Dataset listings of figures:
- - - - -

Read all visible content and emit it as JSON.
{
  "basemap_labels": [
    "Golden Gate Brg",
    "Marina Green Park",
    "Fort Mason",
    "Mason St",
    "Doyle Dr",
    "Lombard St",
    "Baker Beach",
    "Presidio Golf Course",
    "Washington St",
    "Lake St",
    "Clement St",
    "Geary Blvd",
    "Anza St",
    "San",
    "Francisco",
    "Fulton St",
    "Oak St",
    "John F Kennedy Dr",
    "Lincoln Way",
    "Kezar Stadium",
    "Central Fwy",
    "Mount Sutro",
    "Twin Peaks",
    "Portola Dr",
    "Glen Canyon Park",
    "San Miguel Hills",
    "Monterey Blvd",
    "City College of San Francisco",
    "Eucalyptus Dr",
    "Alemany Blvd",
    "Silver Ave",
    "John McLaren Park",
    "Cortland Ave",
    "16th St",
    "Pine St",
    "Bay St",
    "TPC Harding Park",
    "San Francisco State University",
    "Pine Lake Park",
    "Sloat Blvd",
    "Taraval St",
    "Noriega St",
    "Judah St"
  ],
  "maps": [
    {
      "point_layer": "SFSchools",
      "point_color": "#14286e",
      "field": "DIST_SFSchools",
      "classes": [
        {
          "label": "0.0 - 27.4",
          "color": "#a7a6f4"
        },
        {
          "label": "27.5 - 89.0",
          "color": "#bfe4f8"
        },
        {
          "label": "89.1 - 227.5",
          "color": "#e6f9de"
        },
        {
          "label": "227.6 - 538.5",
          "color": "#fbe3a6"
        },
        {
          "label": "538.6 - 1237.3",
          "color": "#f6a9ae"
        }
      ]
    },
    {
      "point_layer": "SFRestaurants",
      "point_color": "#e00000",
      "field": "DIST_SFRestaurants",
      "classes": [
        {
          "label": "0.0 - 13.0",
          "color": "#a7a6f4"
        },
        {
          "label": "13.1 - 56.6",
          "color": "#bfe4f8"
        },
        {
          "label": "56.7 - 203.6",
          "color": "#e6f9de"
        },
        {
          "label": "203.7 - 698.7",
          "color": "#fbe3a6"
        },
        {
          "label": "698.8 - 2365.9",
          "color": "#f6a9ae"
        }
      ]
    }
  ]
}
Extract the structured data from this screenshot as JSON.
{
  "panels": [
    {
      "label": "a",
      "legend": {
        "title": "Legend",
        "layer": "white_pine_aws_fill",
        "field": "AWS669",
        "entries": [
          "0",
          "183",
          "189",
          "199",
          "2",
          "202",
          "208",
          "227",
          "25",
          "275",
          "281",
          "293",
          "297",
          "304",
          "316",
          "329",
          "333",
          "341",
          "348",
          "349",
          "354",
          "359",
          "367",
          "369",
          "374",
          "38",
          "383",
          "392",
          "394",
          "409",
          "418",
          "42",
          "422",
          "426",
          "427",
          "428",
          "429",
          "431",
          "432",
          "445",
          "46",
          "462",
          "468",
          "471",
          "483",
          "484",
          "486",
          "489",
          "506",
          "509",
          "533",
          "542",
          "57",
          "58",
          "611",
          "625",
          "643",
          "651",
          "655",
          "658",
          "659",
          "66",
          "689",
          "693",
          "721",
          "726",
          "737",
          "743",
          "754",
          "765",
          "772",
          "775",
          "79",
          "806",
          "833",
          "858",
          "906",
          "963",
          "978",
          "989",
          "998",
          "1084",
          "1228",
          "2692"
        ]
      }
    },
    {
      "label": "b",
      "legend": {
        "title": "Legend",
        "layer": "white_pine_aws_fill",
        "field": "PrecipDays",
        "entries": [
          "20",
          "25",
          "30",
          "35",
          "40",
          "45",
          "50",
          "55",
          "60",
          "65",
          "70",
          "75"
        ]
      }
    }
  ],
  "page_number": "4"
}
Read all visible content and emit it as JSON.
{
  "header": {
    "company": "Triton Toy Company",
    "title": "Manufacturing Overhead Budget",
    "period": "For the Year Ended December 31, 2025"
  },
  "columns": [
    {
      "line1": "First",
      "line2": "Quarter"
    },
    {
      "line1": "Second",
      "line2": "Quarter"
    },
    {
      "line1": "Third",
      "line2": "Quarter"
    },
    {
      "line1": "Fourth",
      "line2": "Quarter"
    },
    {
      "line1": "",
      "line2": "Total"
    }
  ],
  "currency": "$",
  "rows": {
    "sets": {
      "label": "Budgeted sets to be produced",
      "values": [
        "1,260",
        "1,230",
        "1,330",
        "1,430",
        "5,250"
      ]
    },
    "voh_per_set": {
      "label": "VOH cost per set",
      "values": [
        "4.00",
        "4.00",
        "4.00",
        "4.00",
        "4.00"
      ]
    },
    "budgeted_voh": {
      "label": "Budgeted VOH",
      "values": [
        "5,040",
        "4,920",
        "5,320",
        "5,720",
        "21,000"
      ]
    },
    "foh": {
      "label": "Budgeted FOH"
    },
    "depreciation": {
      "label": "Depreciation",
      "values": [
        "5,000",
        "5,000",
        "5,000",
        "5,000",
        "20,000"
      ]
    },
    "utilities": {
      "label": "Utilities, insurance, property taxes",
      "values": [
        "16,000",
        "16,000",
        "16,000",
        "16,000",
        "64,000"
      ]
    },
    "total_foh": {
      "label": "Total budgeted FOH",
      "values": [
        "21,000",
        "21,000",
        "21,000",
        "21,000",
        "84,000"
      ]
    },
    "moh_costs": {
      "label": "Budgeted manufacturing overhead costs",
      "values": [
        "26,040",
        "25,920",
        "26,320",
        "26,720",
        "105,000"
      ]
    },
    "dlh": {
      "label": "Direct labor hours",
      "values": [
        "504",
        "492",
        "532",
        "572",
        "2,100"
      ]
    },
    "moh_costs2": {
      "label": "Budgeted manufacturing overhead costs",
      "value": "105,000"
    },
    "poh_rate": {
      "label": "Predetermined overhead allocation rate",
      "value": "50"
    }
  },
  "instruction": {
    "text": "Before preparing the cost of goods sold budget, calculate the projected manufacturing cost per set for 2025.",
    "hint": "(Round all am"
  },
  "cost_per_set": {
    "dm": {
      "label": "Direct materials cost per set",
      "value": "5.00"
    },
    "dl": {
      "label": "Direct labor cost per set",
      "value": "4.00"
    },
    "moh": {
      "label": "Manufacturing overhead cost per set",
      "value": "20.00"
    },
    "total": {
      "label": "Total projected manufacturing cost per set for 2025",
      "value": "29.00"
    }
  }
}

- - - - -

• _Task prompt_: Every entry must be quoted exactly as it appears above.

• _Full response_:
Read all visible content and emit it as JSON.
{
  "basemap_labels": [
    "Golden Gate Brg",
    "Marina Green Park",
    "Fort Mason",
    "Mason St",
    "Doyle Dr",
    "Lombard St",
    "Baker Beach",
    "Presidio Golf Course",
    "Washington St",
    "Lake St",
    "Clement St",
    "Geary Blvd",
    "Anza St",
    "San",
    "Francisco",
    "Fulton St",
    "Oak St",
    "John F Kennedy Dr",
    "Lincoln Way",
    "Kezar Stadium",
    "Central Fwy",
    "Mount Sutro",
    "Twin Peaks",
    "Portola Dr",
    "Glen Canyon Park",
    "San Miguel Hills",
    "Monterey Blvd",
    "City College of San Francisco",
    "Eucalyptus Dr",
    "Alemany Blvd",
    "Silver Ave",
    "John McLaren Park",
    "Cortland Ave",
    "16th St",
    "Pine St",
    "Bay St",
    "TPC Harding Park",
    "San Francisco State University",
    "Pine Lake Park",
    "Sloat Blvd",
    "Taraval St",
    "Noriega St",
    "Judah St"
  ],
  "maps": [
    {
      "point_layer": "SFSchools",
      "point_color": "#14286e",
      "field": "DIST_SFSchools",
      "classes": [
        {
          "label": "0.0 - 27.4",
          "color": "#a7a6f4"
        },
        {
          "label": "27.5 - 89.0",
          "color": "#bfe4f8"
        },
        {
          "label": "89.1 - 227.5",
          "color": "#e6f9de"
        },
        {
          "label": "227.6 - 538.5",
          "color": "#fbe3a6"
        },
        {
          "label": "538.6 - 1237.3",
          "color": "#f6a9ae"
        }
      ]
    },
    {
      "point_layer": "SFRestaurants",
      "point_color": "#e00000",
      "field": "DIST_SFRestaurants",
      "classes": [
        {
          "label": "0.0 - 13.0",
          "color": "#a7a6f4"
        },
        {
          "label": "13.1 - 56.6",
          "color": "#bfe4f8"
        },
        {
          "label": "56.7 - 203.6",
          "color": "#e6f9de"
        },
        {
          "label": "203.7 - 698.7",
          "color": "#fbe3a6"
        },
        {
          "label": "698.8 - 2365.9",
          "color": "#f6a9ae"
        }
      ]
    }
  ]
}
Extract the structured data from this screenshot as JSON.
{
  "panels": [
    {
      "label": "a",
      "legend": {
        "title": "Legend",
        "layer": "white_pine_aws_fill",
        "field": "AWS669",
        "entries": [
          "0",
          "183",
          "189",
          "199",
          "2",
          "202",
          "208",
          "227",
          "25",
          "275",
          "281",
          "293",
          "297",
          "304",
          "316",
          "329",
          "333",
          "341",
          "348",
          "349",
          "354",
          "359",
          "367",
          "369",
          "374",
          "38",
          "383",
          "392",
          "394",
          "409",
          "418",
          "42",
          "422",
          "426",
          "427",
          "428",
          "429",
          "431",
          "432",
          "445",
          "46",
          "462",
          "468",
          "471",
          "483",
          "484",
          "486",
          "489",
          "506",
          "509",
          "533",
          "542",
          "57",
          "58",
          "611",
          "625",
          "643",
          "651",
          "655",
          "658",
          "659",
          "66",
          "689",
          "693",
          "721",
          "726",
          "737",
          "743",
          "754",
          "765",
          "772",
          "775",
          "79",
          "806",
          "833",
          "858",
          "906",
          "963",
          "978",
          "989",
          "998",
          "1084",
          "1228",
          "2692"
        ]
      }
    },
    {
      "label": "b",
      "legend": {
        "title": "Legend",
        "layer": "white_pine_aws_fill",
        "field": "PrecipDays",
        "entries": [
          "20",
          "25",
          "30",
          "35",
          "40",
          "45",
          "50",
          "55",
          "60",
          "65",
          "70",
          "75"
        ]
      }
    }
  ],
  "page_number": "4"
}
Read all visible content and emit it as JSON.
{
  "header": {
    "company": "Triton Toy Company",
    "title": "Manufacturing Overhead Budget",
    "period": "For the Year Ended December 31, 2025"
  },
  "columns": [
    {
      "line1": "First",
      "line2": "Quarter"
    },
    {
      "line1": "Second",
      "line2": "Quarter"
    },
    {
      "line1": "Third",
      "line2": "Quarter"
    },
    {
      "line1": "Fourth",
      "line2": "Quarter"
    },
    {
      "line1": "",
      "line2": "Total"
    }
  ],
  "currency": "$",
  "rows": {
    "sets": {
      "label": "Budgeted sets to be produced",
      "values": [
        "1,260",
        "1,230",
        "1,330",
        "1,430",
        "5,250"
      ]
    },
    "voh_per_set": {
      "label": "VOH cost per set",
      "values": [
        "4.00",
        "4.00",
        "4.00",
        "4.00",
        "4.00"
      ]
    },
    "budgeted_voh": {
      "label": "Budgeted VOH",
      "values": [
        "5,040",
        "4,920",
        "5,320",
        "5,720",
        "21,000"
      ]
    },
    "foh": {
      "label": "Budgeted FOH"
    },
    "depreciation": {
      "label": "Depreciation",
      "values": [
        "5,000",
        "5,000",
        "5,000",
        "5,000",
        "20,000"
      ]
    },
    "utilities": {
      "label": "Utilities, insurance, property taxes",
      "values": [
        "16,000",
        "16,000",
        "16,000",
        "16,000",
        "64,000"
      ]
    },
    "total_foh": {
      "label": "Total budgeted FOH",
      "values": [
        "21,000",
        "21,000",
        "21,000",
        "21,000",
        "84,000"
      ]
    },
    "moh_costs": {
      "label": "Budgeted manufacturing overhead costs",
      "values": [
        "26,040",
        "25,920",
        "26,320",
        "26,720",
        "105,000"
      ]
    },
    "dlh": {
      "label": "Direct labor hours",
      "values": [
        "504",
        "492",
        "532",
        "572",
        "2,100"
      ]
    },
    "moh_costs2": {
      "label": "Budgeted manufacturing overhead costs",
      "value": "105,000"
    },
    "poh_rate": {
      "label": "Predetermined overhead allocation rate",
      "value": "50"
    }
  },
  "instruction": {
    "text": "Before preparing the cost of goods sold budget, calculate the projected manufacturing cost per set for 2025.",
    "hint": "(Round all am"
  },
  "cost_per_set": {
    "dm": {
      "label": "Direct materials cost per set",
      "value": "5.00"
    },
    "dl": {
      "label": "Direct labor cost per set",
      "value": "4.00"
    },
    "moh": {
      "label": "Manufacturing overhead cost per set",
      "value": "20.00"
    },
    "total": {
      "label": "Total projected manufacturing cost per set for 2025",
      "value": "29.00"
    }
  }
}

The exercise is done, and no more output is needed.